(Figure dataset records)

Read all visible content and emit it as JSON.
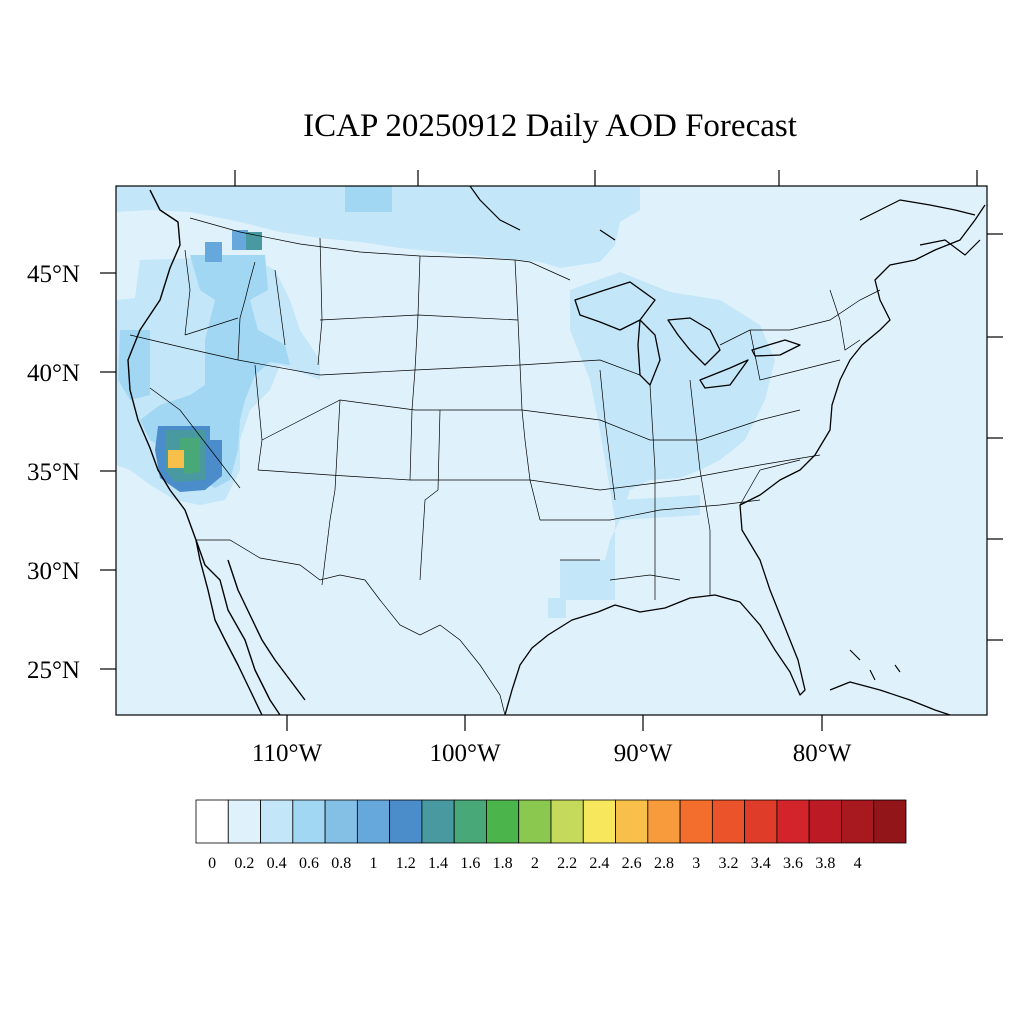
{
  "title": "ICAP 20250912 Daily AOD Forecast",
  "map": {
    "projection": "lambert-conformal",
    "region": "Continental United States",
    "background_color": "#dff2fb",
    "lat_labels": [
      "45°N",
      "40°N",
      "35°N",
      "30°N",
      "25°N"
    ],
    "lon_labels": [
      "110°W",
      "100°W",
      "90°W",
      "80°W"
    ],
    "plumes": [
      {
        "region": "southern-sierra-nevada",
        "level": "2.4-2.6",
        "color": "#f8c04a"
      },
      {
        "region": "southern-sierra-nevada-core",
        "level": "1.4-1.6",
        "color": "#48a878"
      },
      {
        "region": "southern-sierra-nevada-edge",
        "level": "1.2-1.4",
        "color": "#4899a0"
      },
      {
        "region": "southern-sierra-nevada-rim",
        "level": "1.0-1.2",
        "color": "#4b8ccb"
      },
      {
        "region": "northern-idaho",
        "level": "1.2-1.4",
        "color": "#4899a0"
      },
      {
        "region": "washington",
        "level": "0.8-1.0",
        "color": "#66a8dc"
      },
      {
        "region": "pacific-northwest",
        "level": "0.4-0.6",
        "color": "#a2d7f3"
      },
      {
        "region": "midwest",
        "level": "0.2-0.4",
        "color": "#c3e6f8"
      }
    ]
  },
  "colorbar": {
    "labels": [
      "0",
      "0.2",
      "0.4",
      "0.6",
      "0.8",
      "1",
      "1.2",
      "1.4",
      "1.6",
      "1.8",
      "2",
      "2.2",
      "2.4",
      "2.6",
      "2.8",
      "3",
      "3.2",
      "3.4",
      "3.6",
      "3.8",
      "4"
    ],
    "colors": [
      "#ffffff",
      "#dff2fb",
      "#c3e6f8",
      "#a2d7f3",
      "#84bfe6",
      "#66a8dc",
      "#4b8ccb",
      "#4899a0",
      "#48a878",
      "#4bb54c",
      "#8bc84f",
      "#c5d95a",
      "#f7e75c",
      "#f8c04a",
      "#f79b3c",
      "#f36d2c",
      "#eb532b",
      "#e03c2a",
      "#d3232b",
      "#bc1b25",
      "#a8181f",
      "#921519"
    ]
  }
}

* * *

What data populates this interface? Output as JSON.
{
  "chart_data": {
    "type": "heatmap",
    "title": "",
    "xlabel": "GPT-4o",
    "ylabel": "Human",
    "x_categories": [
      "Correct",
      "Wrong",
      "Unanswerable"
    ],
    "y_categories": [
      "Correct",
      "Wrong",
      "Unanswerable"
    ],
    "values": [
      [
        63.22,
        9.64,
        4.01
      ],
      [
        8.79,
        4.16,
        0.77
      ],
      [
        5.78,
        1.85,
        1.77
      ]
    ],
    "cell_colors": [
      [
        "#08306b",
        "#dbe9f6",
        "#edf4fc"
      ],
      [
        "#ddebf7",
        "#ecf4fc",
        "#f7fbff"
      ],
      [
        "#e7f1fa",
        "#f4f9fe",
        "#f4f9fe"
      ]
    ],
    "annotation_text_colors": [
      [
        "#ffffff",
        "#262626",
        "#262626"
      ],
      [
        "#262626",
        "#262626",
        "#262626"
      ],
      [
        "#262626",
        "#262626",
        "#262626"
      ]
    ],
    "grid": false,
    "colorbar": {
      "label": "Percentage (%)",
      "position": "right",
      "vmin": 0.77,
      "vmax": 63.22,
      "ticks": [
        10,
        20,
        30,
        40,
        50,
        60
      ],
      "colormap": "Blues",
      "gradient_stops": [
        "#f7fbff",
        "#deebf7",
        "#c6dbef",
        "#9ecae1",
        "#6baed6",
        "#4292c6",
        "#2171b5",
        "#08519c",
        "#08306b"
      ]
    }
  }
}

YOUR GOAL. Copy in full each line that holds the word "JSON".

THE RESPONSE.
Read all visible content and emit it as JSON.
What data populates this interface? Output as JSON.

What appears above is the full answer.